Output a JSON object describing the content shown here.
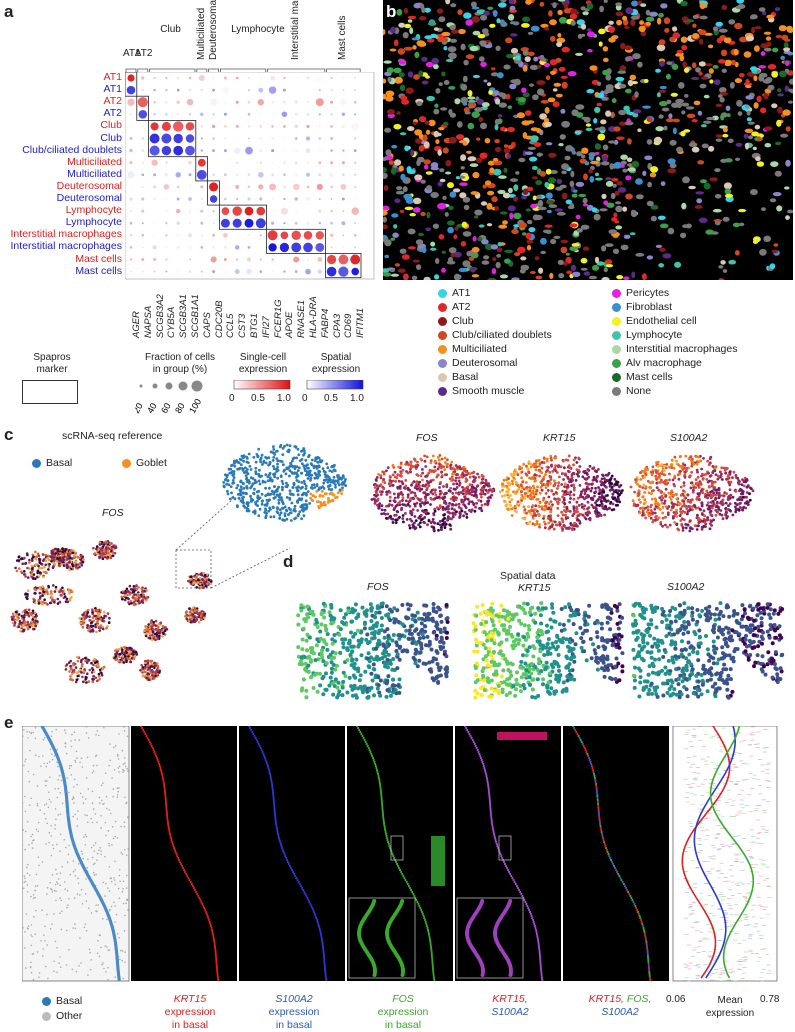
{
  "panels": {
    "a": "a",
    "b": "b",
    "c": "c",
    "d": "d",
    "e": "e"
  },
  "dotplot": {
    "groups": [
      "AT1",
      "AT2",
      "Club",
      "Multiciliated",
      "Deuterosomal",
      "Lymphocyte",
      "Interstitial macrophages",
      "Mast cells"
    ],
    "rows": [
      {
        "label": "AT1",
        "color": "red"
      },
      {
        "label": "AT1",
        "color": "blue"
      },
      {
        "label": "AT2",
        "color": "red"
      },
      {
        "label": "AT2",
        "color": "blue"
      },
      {
        "label": "Club",
        "color": "red"
      },
      {
        "label": "Club",
        "color": "blue"
      },
      {
        "label": "Club/ciliated doublets",
        "color": "blue"
      },
      {
        "label": "Multiciliated",
        "color": "red"
      },
      {
        "label": "Multiciliated",
        "color": "blue"
      },
      {
        "label": "Deuterosomal",
        "color": "red"
      },
      {
        "label": "Deuterosomal",
        "color": "blue"
      },
      {
        "label": "Lymphocyte",
        "color": "red"
      },
      {
        "label": "Lymphocyte",
        "color": "blue"
      },
      {
        "label": "Interstitial macrophages",
        "color": "red"
      },
      {
        "label": "Interstitial macrophages",
        "color": "blue"
      },
      {
        "label": "Mast cells",
        "color": "red"
      },
      {
        "label": "Mast cells",
        "color": "blue"
      }
    ],
    "genes": [
      "AGER",
      "NAPSA",
      "SCGB3A2",
      "CYB5A",
      "SCGB3A1",
      "SCGB1A1",
      "CAPS",
      "CDC20B",
      "CCL5",
      "CST3",
      "BTG1",
      "IFI27",
      "FCER1G",
      "APOE",
      "RNASE1",
      "HLA-DRA",
      "FABP4",
      "CPA3",
      "CD69",
      "IFITM1"
    ]
  },
  "legend_a": {
    "marker_title": "Spapros\nmarker",
    "frac_title": "Fraction of cells\nin group (%)",
    "frac_ticks": [
      "20",
      "40",
      "60",
      "80",
      "100"
    ],
    "sc_title": "Single-cell\nexpression",
    "sc_ticks": [
      "0",
      "0.5",
      "1.0"
    ],
    "sp_title": "Spatial\nexpression",
    "sp_ticks": [
      "0",
      "0.5",
      "1.0"
    ]
  },
  "legend_b": {
    "col1": [
      {
        "label": "AT1",
        "color": "#35d4e8"
      },
      {
        "label": "AT2",
        "color": "#e02828"
      },
      {
        "label": "Club",
        "color": "#8b1a1a"
      },
      {
        "label": "Club/ciliated doublets",
        "color": "#d2481e"
      },
      {
        "label": "Multiciliated",
        "color": "#f5901e"
      },
      {
        "label": "Deuterosomal",
        "color": "#8a84c8"
      },
      {
        "label": "Basal",
        "color": "#d9c8b4"
      },
      {
        "label": "Smooth muscle",
        "color": "#5a2c86"
      }
    ],
    "col2": [
      {
        "label": "Pericytes",
        "color": "#e81ee8"
      },
      {
        "label": "Fibroblast",
        "color": "#3a8fd0"
      },
      {
        "label": "Endothelial cell",
        "color": "#f2f21e"
      },
      {
        "label": "Lymphocyte",
        "color": "#3ec4a8"
      },
      {
        "label": "Interstitial macrophages",
        "color": "#a8d8a8"
      },
      {
        "label": "Alv macrophage",
        "color": "#3aa04a"
      },
      {
        "label": "Mast cells",
        "color": "#1a6a2a"
      },
      {
        "label": "None",
        "color": "#7a7a7a"
      }
    ]
  },
  "panel_c": {
    "title": "scRNA-seq reference",
    "legend": [
      {
        "label": "Basal",
        "color": "#2a7ab8"
      },
      {
        "label": "Goblet",
        "color": "#f5901e"
      }
    ],
    "umap_gene": "FOS",
    "zoom_genes": [
      "FOS",
      "KRT15",
      "S100A2"
    ]
  },
  "panel_d": {
    "title": "Spatial data",
    "genes": [
      "FOS",
      "KRT15",
      "S100A2"
    ]
  },
  "panel_e": {
    "legend": [
      {
        "label": "Basal",
        "color": "#2a7ab8"
      },
      {
        "label": "Other",
        "color": "#bbbbbb"
      }
    ],
    "captions": [
      {
        "gene": "KRT15",
        "rest": "expression\nin basal",
        "color": "#e02020"
      },
      {
        "gene": "S100A2",
        "rest": "expression\nin basal",
        "color": "#2a5ab8"
      },
      {
        "gene": "FOS",
        "rest": "expression\nin basal",
        "color": "#3aaa2a"
      }
    ],
    "cap4": [
      "KRT15,",
      "S100A2"
    ],
    "cap5": [
      "KRT15,",
      "FOS,",
      "S100A2"
    ],
    "axis": {
      "min": "0.06",
      "max": "0.78",
      "label": "Mean\nexpression"
    }
  }
}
————
For this exercise, return every line from the data that holds the string "Spatial".

    "sp_title": "Spatial\nexpression",
    "title": "Spatial data",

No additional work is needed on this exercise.